> [TASK PROMPT] Check each line of the records below and collect those that include the word "What".

Dataset items:
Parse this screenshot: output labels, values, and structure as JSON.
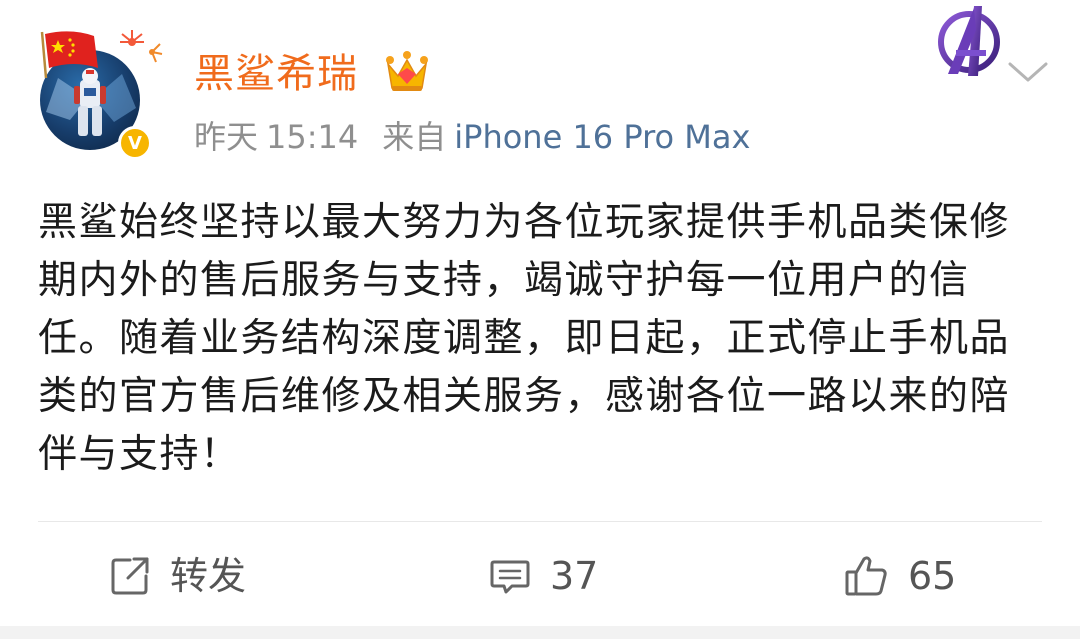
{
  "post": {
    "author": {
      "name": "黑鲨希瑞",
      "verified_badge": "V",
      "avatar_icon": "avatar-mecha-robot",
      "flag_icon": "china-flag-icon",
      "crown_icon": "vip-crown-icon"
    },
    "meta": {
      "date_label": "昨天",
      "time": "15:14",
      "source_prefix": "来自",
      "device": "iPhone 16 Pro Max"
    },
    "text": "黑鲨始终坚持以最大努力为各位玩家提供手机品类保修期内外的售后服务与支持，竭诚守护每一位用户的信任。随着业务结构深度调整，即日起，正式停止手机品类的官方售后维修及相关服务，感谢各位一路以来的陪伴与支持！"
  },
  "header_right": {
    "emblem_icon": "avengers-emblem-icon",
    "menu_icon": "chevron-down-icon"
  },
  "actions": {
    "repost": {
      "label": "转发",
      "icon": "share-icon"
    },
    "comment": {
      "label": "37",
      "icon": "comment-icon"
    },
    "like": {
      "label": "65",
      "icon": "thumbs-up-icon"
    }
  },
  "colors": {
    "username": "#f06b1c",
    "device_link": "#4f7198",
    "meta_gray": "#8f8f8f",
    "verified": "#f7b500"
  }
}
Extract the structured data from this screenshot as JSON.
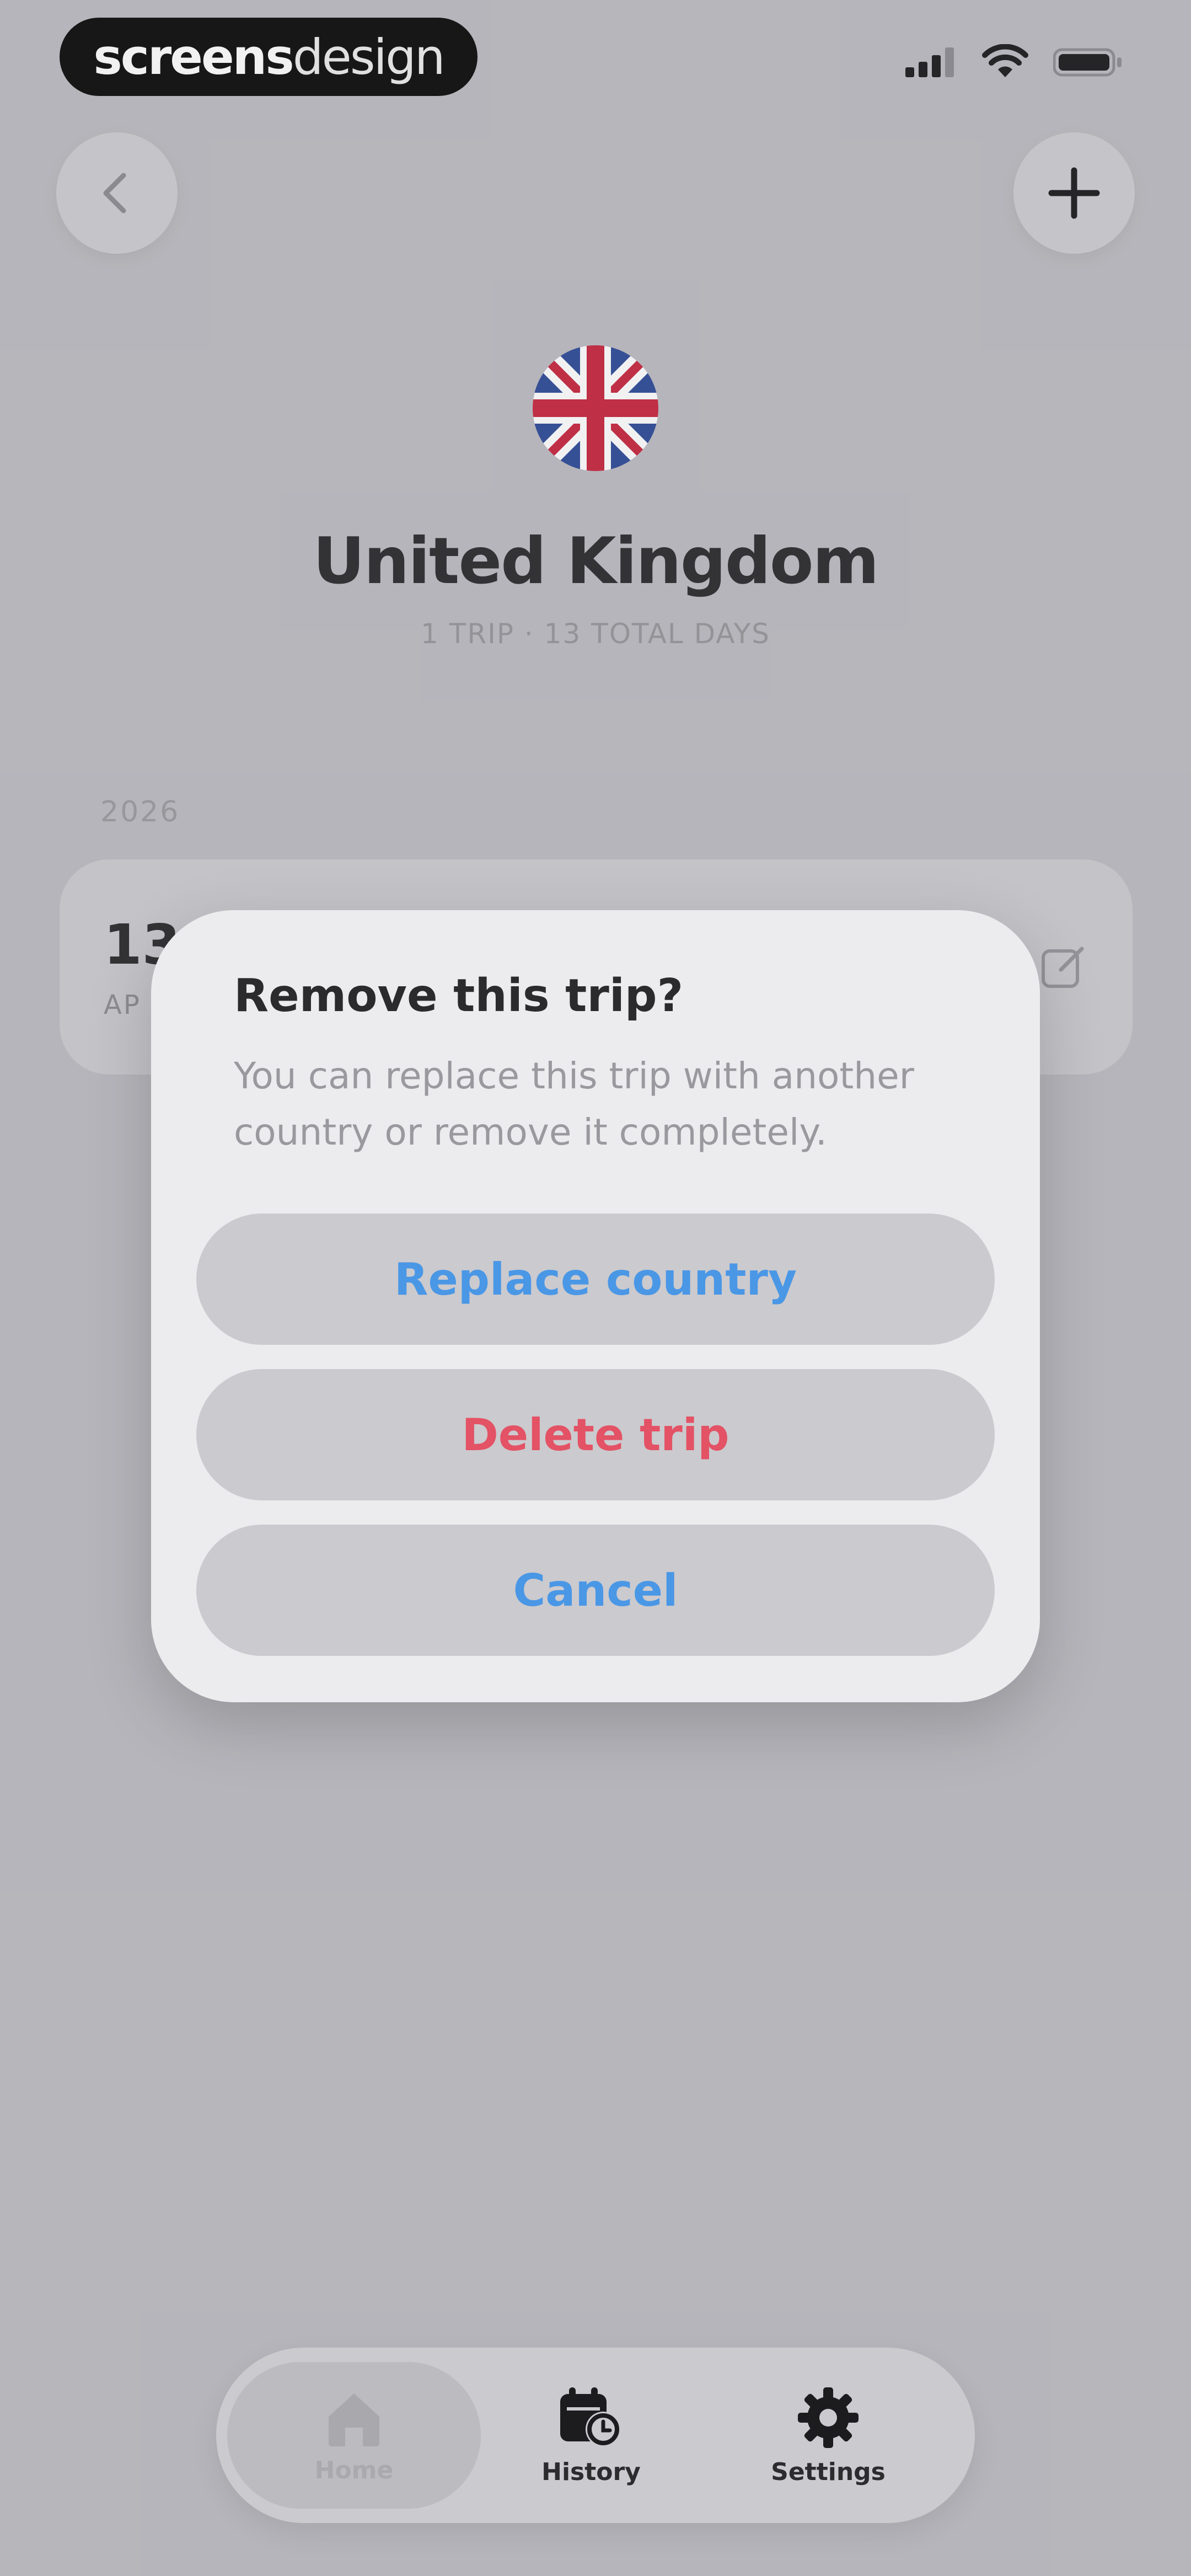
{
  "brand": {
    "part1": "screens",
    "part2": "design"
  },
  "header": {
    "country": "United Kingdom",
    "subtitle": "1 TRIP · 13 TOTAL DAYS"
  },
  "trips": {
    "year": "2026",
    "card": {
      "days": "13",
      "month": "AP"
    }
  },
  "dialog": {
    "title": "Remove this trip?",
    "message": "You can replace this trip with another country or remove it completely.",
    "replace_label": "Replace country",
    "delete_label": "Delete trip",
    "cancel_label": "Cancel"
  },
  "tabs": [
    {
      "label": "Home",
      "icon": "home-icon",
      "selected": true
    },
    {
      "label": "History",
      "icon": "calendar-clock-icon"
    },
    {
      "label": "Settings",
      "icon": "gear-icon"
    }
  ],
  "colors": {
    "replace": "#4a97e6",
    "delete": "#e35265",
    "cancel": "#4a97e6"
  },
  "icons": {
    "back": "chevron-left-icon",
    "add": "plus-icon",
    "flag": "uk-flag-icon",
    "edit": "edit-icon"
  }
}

---

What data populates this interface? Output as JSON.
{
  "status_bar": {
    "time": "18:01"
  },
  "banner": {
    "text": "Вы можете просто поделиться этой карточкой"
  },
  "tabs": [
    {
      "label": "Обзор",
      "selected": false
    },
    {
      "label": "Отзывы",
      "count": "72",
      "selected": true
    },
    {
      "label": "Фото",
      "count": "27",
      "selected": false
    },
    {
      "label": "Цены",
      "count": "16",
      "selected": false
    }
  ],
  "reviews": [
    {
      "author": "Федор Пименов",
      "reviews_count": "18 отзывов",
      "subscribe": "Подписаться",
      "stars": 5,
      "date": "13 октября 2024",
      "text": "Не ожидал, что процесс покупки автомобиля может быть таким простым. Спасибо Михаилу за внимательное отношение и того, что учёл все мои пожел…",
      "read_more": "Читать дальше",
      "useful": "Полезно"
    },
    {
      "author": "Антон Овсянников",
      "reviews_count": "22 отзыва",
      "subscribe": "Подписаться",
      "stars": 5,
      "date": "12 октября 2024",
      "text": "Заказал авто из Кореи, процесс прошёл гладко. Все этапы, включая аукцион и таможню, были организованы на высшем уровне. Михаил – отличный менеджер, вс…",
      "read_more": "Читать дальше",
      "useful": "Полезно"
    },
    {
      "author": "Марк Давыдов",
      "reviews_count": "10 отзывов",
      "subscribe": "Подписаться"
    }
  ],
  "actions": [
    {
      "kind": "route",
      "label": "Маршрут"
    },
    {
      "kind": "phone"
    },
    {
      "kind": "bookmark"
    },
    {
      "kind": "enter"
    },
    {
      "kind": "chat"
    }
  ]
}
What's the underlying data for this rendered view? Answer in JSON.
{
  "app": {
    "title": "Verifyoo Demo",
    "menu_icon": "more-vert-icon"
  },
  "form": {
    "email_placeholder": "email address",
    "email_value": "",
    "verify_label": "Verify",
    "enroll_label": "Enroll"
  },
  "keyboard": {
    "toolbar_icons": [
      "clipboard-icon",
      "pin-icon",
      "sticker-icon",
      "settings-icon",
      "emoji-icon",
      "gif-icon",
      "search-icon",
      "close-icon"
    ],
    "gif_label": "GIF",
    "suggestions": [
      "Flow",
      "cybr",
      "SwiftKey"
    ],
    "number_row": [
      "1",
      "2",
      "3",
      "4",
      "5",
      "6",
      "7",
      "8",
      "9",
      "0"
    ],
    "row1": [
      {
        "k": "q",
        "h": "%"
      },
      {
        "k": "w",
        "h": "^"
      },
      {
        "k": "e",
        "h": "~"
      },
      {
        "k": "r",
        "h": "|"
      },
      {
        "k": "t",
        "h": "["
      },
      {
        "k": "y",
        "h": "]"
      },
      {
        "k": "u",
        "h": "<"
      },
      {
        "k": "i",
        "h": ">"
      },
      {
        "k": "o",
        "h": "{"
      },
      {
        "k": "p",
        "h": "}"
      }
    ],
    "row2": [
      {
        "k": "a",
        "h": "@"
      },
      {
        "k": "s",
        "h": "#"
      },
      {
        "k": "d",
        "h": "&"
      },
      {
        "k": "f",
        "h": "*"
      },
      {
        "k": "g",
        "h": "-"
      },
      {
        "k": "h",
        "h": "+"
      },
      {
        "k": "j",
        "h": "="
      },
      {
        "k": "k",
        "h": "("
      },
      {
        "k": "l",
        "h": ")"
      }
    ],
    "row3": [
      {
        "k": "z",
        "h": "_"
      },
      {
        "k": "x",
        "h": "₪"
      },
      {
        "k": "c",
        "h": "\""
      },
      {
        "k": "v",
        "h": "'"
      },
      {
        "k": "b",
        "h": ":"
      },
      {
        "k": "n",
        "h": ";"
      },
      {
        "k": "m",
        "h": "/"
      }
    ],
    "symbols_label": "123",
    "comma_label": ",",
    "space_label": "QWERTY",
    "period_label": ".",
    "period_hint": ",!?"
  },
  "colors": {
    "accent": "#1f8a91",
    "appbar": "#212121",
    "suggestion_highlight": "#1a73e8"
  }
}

> [RESPONSE]
What data populates this interface? Output as JSON.
What's the underlying data for this rendered view? Answer in JSON.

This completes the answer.